_TASK PROMPT_
Tell how many lines in the data below hold the string "image"; give nothing but the number.

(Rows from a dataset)
________
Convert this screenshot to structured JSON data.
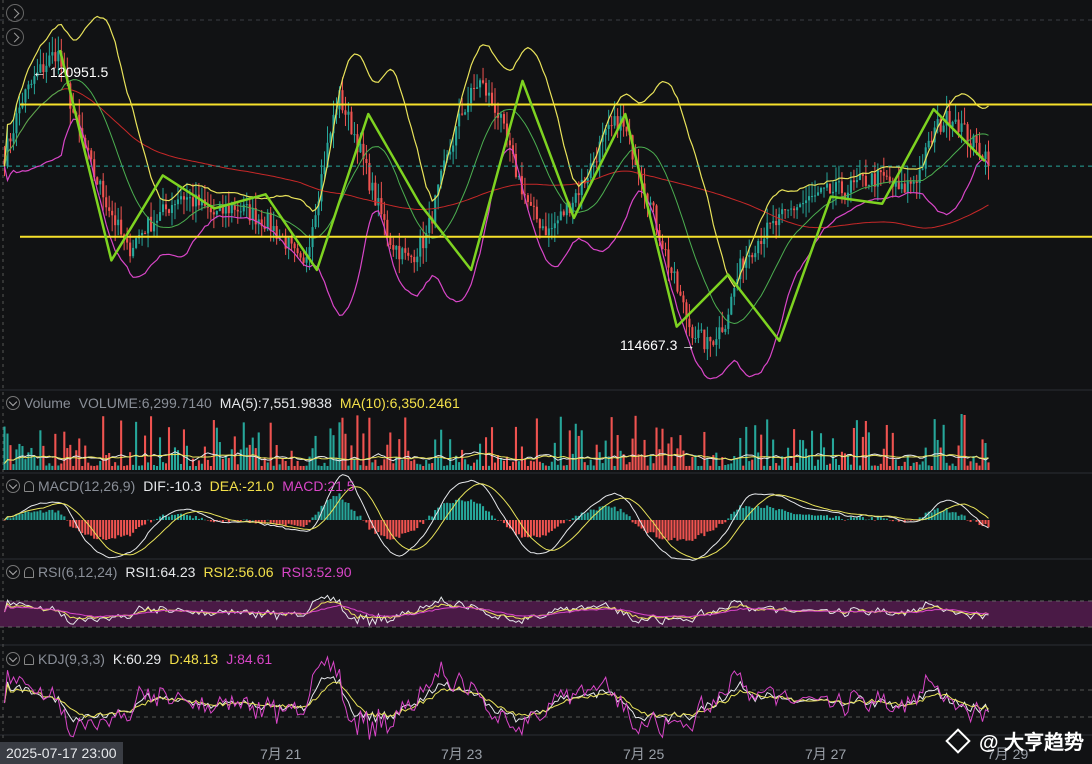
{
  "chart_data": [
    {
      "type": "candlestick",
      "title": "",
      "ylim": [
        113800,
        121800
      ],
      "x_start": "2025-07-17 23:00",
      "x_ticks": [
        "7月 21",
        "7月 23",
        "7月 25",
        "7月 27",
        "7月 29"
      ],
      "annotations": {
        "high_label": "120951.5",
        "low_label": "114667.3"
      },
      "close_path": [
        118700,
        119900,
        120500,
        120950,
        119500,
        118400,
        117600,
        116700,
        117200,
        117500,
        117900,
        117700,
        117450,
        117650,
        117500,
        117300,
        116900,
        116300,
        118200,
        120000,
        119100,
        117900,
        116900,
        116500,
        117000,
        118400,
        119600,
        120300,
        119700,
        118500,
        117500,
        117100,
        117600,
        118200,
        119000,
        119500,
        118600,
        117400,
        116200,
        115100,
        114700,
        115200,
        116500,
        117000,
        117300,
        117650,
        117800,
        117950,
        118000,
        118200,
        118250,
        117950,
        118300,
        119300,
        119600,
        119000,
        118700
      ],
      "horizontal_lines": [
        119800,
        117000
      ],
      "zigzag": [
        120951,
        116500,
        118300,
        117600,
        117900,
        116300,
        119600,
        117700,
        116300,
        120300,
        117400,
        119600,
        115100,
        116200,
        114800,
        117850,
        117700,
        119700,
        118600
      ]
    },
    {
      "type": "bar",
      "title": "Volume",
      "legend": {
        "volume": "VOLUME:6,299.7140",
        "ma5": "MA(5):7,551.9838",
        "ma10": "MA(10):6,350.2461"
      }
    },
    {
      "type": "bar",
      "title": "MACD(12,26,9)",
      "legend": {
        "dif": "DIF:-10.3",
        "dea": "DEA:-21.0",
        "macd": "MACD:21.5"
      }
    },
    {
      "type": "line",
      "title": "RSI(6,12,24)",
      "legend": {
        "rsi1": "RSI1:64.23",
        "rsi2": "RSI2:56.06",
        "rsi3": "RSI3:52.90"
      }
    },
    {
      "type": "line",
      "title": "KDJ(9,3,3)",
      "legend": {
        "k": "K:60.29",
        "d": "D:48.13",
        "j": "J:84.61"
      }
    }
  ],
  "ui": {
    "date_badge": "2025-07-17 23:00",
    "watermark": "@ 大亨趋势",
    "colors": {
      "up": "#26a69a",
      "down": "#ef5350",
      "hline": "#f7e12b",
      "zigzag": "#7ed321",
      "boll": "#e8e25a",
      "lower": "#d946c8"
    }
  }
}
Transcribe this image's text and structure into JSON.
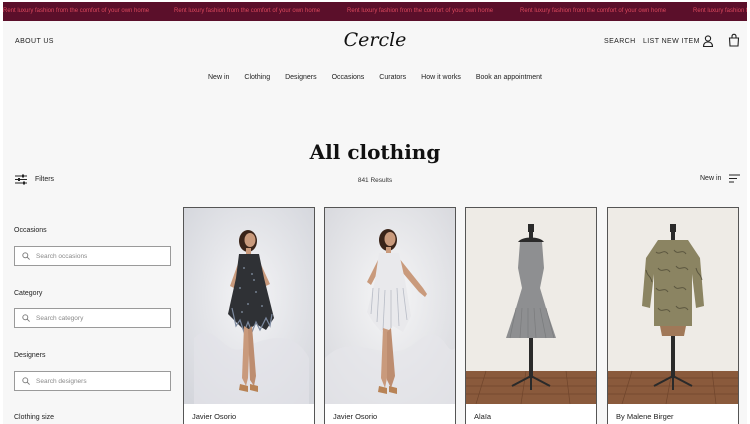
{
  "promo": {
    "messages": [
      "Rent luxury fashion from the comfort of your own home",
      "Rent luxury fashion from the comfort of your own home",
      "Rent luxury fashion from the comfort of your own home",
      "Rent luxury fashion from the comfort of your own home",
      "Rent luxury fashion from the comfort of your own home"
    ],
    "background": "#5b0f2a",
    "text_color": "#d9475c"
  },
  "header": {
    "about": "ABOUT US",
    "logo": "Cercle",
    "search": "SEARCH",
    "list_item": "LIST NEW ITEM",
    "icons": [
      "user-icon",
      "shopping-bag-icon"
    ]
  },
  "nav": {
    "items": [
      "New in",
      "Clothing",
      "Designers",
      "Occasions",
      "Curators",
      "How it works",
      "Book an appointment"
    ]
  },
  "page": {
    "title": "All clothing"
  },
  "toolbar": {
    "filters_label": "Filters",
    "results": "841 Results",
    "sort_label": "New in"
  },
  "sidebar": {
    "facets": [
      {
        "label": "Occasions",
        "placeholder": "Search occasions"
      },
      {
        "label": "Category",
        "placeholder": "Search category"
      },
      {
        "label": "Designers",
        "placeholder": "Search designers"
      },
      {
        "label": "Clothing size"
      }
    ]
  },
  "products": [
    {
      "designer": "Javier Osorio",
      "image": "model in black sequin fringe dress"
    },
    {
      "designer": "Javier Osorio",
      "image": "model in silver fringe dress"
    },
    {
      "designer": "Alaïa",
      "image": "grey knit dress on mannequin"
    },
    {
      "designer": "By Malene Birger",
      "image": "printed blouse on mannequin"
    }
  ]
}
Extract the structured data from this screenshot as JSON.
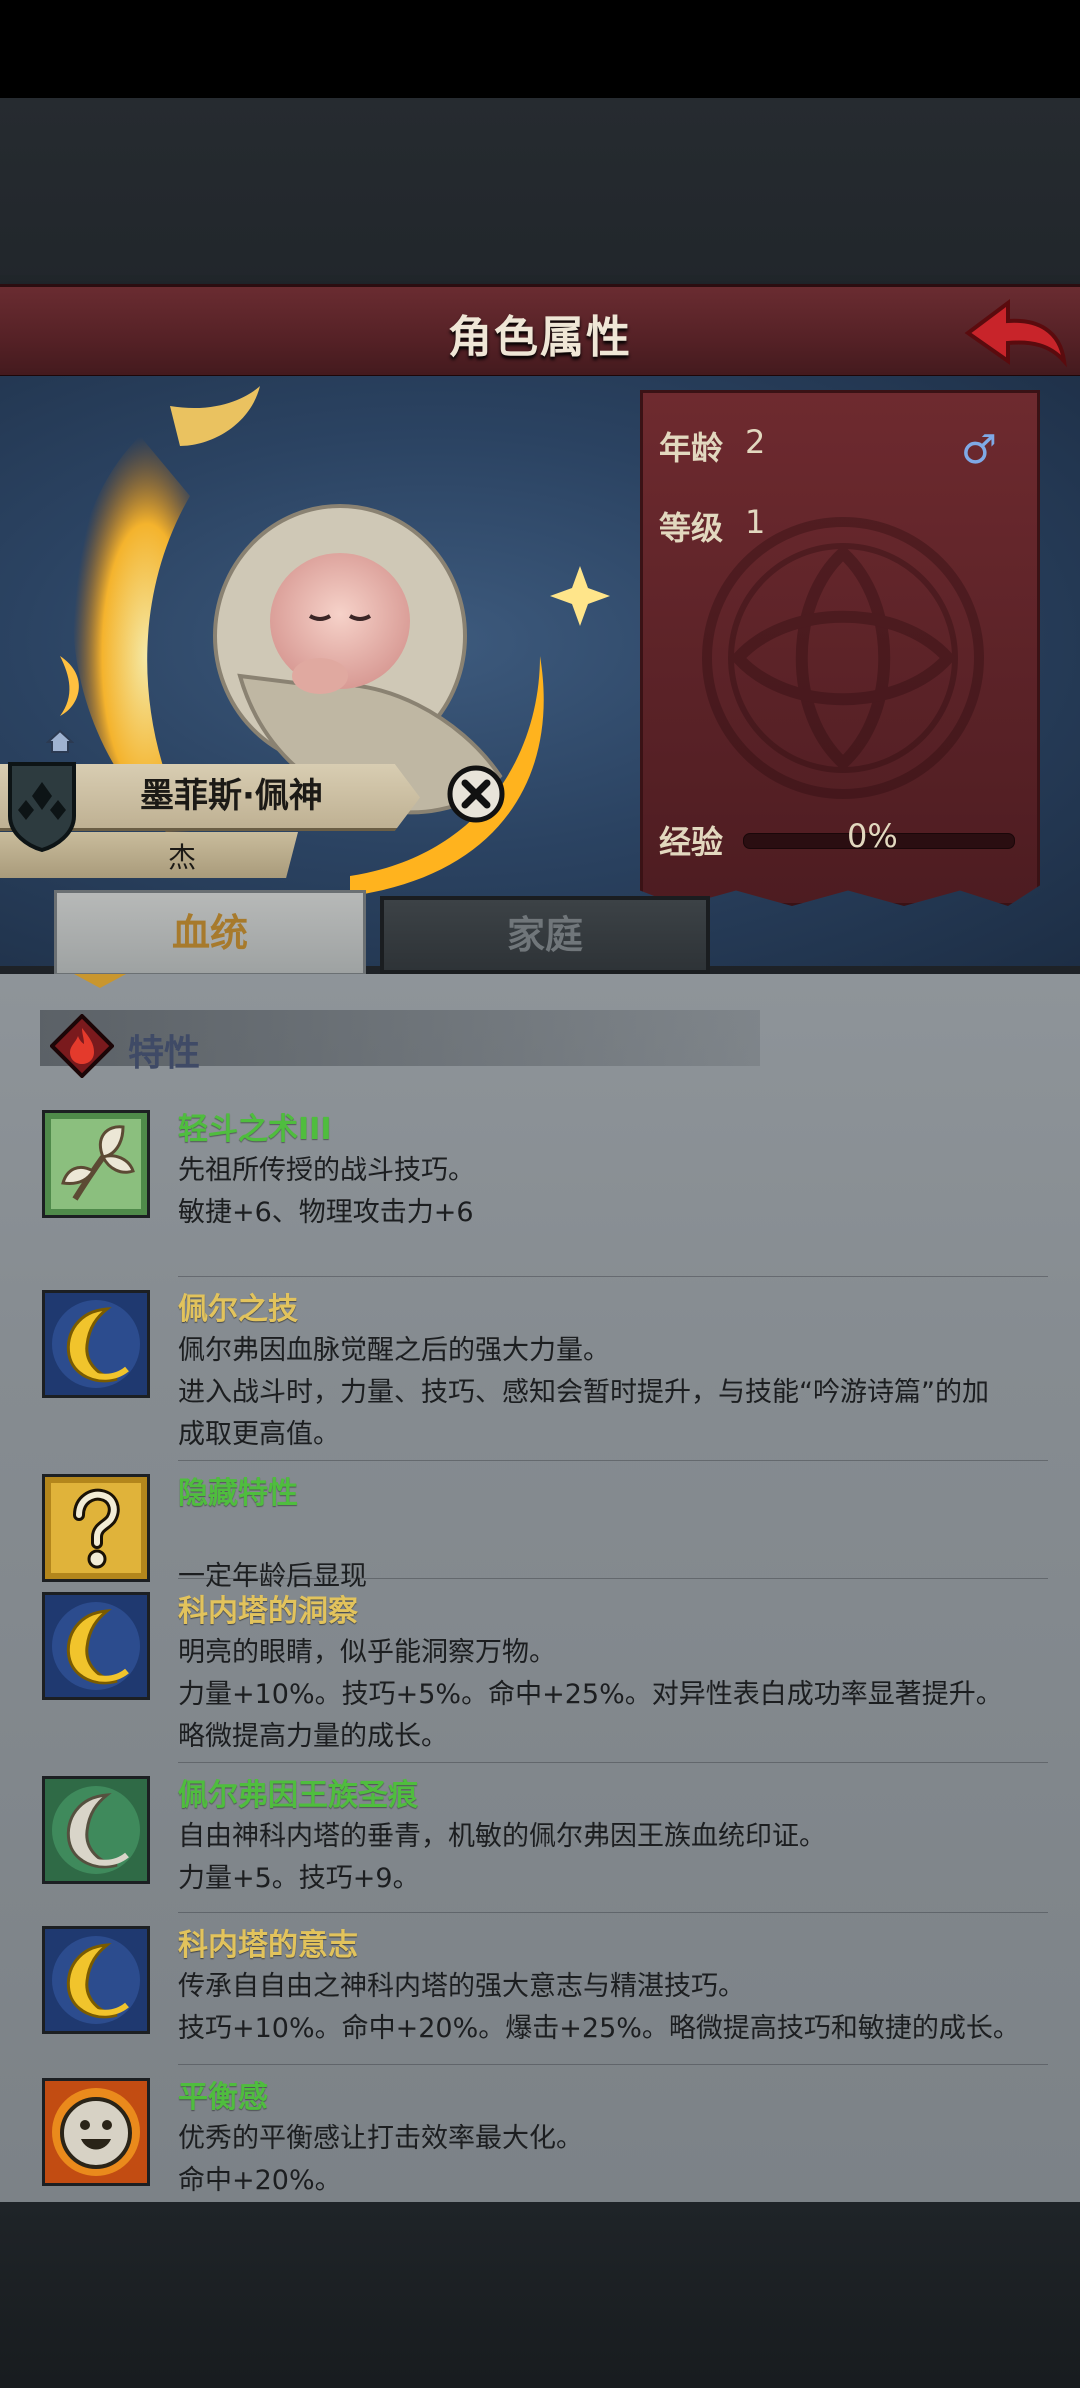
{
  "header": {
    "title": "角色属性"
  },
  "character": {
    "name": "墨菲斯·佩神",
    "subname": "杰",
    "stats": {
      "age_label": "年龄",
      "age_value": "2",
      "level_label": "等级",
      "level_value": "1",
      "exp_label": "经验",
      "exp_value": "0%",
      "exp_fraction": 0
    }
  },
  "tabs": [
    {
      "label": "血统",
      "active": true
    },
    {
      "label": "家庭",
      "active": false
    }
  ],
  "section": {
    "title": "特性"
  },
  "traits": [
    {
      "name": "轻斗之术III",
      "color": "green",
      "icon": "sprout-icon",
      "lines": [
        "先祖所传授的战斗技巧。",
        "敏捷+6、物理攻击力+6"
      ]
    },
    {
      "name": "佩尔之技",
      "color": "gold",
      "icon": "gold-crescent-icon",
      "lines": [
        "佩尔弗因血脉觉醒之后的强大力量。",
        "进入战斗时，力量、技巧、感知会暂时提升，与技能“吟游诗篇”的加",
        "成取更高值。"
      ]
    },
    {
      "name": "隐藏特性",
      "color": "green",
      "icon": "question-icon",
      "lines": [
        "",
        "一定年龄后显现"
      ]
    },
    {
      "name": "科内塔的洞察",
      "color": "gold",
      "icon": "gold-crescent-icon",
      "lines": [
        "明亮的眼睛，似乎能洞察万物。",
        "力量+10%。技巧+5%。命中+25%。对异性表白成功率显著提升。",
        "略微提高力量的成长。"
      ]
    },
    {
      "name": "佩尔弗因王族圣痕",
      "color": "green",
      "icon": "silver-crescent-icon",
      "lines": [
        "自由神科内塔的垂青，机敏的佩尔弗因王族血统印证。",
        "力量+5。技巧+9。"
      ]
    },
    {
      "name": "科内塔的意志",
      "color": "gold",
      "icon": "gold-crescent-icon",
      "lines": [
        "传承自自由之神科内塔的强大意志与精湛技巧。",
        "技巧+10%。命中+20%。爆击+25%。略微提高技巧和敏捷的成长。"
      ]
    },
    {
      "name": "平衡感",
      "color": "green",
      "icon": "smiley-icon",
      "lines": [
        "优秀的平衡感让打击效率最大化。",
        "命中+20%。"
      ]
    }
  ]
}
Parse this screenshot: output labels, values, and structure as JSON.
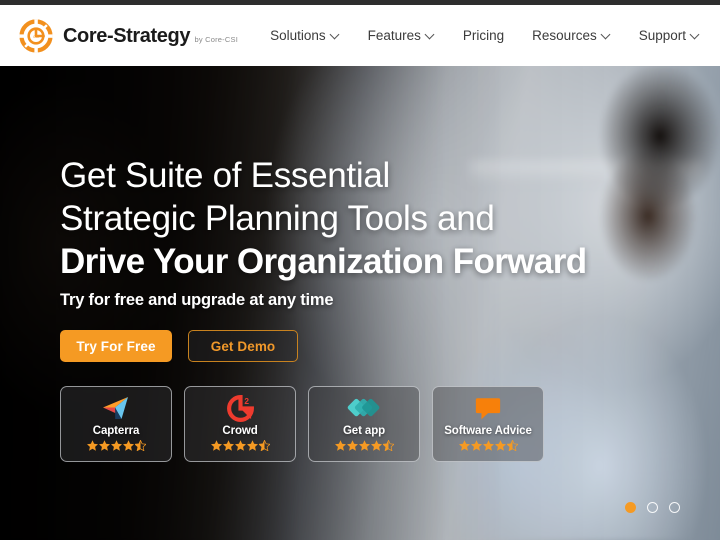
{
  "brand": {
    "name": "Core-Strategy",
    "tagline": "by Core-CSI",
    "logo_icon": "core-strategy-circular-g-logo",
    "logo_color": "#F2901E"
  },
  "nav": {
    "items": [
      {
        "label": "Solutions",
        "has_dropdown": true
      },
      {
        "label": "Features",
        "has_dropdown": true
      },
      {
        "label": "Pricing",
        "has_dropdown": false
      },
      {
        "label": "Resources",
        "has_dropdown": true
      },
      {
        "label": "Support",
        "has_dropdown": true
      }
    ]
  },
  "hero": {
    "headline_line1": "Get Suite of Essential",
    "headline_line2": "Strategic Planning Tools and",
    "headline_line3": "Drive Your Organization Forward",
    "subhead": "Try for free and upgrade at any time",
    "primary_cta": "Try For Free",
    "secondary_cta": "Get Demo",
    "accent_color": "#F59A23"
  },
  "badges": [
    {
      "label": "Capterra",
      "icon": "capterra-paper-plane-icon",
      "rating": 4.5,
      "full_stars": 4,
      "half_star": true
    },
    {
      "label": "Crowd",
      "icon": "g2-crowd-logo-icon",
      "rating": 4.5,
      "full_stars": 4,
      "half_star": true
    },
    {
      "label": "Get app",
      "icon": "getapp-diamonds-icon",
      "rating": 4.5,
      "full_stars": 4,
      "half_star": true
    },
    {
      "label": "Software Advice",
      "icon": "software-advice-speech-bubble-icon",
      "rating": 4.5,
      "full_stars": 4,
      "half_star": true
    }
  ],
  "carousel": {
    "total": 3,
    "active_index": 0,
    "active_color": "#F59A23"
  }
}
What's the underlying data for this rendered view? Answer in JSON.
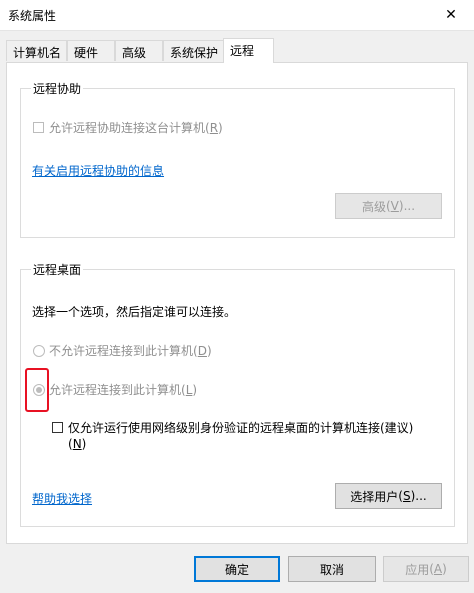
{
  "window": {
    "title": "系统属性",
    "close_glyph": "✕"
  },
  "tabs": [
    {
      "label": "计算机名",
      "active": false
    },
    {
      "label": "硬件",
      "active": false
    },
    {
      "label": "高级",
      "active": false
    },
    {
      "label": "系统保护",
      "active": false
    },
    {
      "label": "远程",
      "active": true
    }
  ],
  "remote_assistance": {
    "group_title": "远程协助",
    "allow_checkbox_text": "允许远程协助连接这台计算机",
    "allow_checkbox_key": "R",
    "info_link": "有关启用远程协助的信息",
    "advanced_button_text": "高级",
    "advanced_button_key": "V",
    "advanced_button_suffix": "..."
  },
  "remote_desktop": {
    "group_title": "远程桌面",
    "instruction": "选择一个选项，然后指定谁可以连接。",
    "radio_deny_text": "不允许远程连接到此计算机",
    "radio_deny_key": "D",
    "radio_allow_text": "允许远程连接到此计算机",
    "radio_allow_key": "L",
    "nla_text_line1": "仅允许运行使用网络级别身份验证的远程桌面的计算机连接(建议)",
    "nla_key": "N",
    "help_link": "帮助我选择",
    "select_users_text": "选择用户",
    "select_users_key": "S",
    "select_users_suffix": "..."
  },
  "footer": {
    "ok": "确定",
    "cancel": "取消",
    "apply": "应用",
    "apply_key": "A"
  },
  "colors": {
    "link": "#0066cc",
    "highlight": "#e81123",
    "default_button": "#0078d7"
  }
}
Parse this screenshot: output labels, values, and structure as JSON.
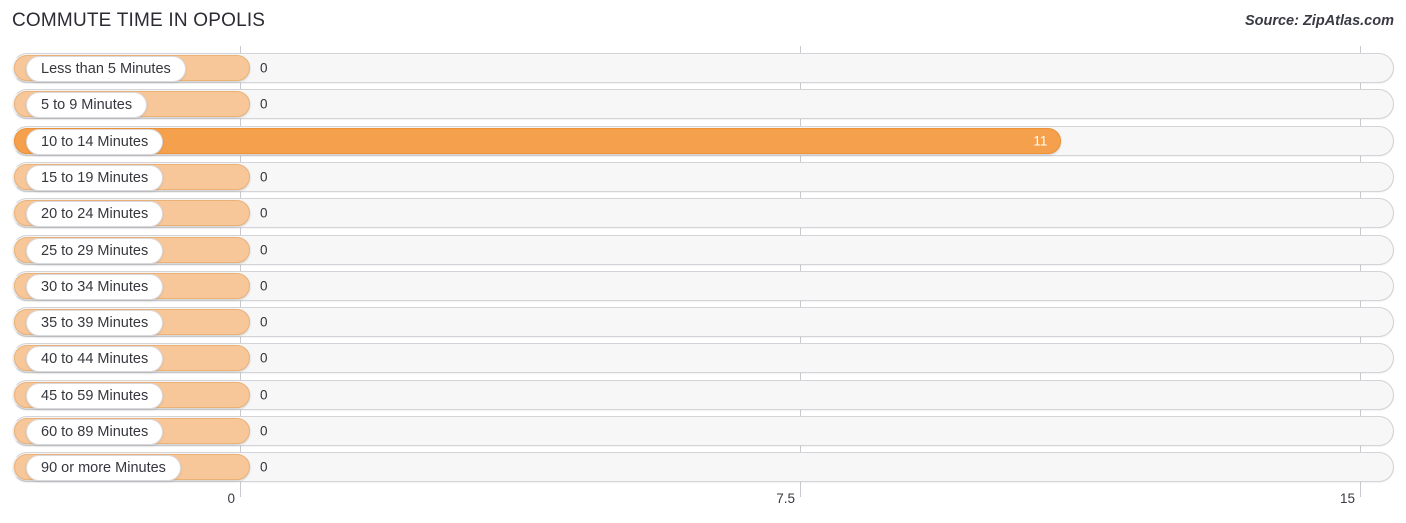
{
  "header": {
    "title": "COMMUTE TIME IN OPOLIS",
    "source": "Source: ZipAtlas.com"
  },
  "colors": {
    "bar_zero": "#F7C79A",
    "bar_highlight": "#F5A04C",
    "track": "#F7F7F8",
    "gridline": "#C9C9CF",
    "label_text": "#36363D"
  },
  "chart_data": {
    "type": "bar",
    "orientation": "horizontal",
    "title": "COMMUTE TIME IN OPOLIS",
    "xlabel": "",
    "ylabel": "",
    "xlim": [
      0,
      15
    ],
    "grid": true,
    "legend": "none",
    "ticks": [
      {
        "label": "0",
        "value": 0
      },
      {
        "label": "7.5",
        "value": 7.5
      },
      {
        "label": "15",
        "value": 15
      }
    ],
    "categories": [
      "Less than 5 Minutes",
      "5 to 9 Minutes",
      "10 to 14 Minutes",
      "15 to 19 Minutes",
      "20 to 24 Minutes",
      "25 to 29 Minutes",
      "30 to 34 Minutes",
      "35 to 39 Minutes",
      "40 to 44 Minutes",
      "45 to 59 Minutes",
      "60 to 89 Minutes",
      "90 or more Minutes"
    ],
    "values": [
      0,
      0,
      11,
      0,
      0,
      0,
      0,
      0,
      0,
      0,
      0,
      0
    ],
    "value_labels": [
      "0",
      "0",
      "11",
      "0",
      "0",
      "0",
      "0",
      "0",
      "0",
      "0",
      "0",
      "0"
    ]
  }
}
________
_FULL OUTPUT_
5